_What is asked_.
Look through the material below and count the lines with the string "dụng". Report only the count.

_Records for the exercise_.
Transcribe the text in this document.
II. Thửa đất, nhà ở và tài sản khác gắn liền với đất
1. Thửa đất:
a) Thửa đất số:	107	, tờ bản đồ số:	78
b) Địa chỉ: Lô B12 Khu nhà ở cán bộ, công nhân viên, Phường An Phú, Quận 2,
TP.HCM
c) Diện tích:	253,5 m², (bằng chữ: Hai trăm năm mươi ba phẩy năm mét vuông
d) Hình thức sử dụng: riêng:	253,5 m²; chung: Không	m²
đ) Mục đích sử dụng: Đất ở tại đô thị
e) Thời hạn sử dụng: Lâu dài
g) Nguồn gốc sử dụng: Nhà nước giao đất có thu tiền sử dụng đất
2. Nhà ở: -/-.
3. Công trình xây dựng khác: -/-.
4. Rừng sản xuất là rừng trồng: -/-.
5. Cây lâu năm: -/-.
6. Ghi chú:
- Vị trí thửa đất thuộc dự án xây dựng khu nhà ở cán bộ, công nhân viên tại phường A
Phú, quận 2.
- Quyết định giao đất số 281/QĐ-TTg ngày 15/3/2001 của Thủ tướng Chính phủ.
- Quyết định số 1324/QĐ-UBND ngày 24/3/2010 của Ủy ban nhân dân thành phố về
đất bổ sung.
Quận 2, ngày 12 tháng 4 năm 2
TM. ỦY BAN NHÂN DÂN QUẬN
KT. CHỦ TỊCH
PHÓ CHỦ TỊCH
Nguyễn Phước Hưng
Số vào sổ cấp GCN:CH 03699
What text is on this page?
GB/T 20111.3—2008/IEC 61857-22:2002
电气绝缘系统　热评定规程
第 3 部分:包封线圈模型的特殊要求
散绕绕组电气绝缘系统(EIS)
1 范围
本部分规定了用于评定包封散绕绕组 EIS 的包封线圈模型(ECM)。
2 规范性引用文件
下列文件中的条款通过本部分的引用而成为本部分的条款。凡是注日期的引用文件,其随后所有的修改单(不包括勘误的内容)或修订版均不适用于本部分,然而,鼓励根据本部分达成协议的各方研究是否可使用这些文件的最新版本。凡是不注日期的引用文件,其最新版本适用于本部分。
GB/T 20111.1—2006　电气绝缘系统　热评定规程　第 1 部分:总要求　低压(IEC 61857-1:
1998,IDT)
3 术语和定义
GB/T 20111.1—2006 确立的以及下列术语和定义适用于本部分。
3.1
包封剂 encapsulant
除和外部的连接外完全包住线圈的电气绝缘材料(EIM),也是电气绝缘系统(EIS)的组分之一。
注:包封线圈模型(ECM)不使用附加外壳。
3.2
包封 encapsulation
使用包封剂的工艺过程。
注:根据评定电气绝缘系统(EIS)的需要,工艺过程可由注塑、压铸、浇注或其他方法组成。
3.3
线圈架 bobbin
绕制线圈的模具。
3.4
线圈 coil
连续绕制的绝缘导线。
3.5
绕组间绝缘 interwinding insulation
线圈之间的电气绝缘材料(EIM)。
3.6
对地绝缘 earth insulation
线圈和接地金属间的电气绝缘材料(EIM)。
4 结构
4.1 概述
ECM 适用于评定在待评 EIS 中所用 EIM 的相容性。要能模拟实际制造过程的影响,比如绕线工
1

...

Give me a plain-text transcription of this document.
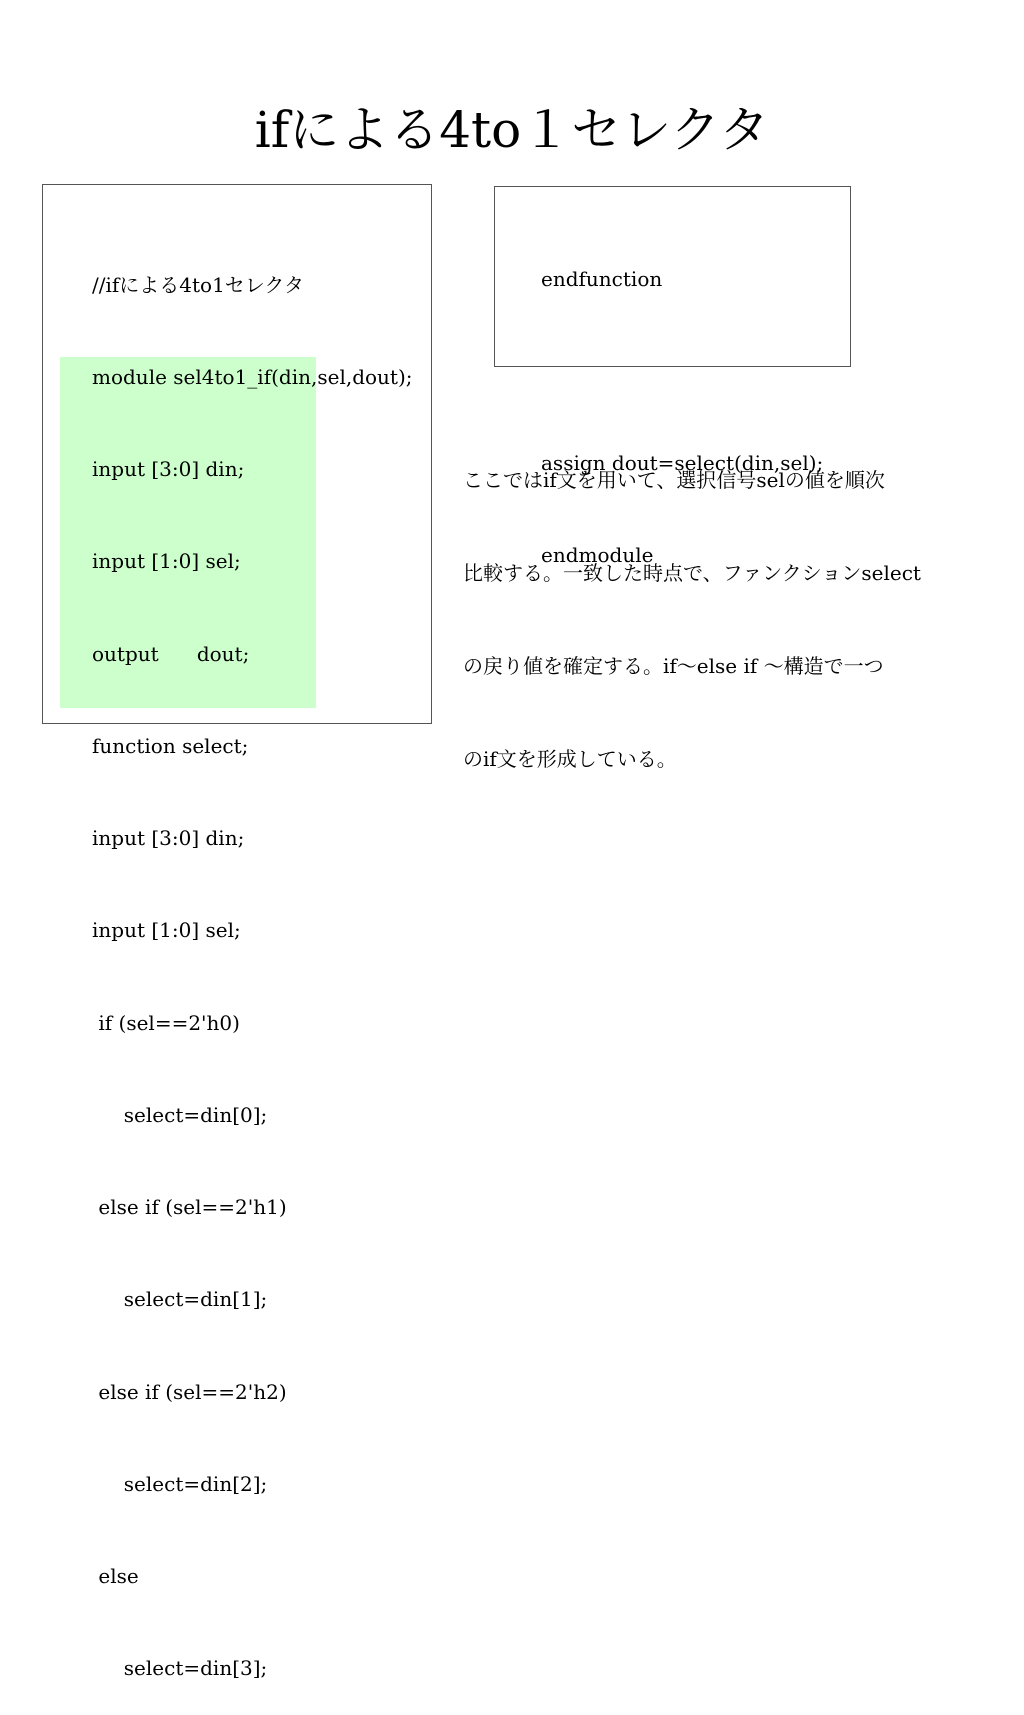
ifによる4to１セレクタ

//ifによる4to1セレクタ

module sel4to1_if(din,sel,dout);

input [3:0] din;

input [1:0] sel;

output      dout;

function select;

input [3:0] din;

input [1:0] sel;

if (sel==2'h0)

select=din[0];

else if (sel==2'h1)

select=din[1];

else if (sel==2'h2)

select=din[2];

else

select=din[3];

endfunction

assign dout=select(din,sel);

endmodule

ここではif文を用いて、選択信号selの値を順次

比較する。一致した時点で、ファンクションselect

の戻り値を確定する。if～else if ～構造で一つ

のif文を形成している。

_Answer for the task_.
4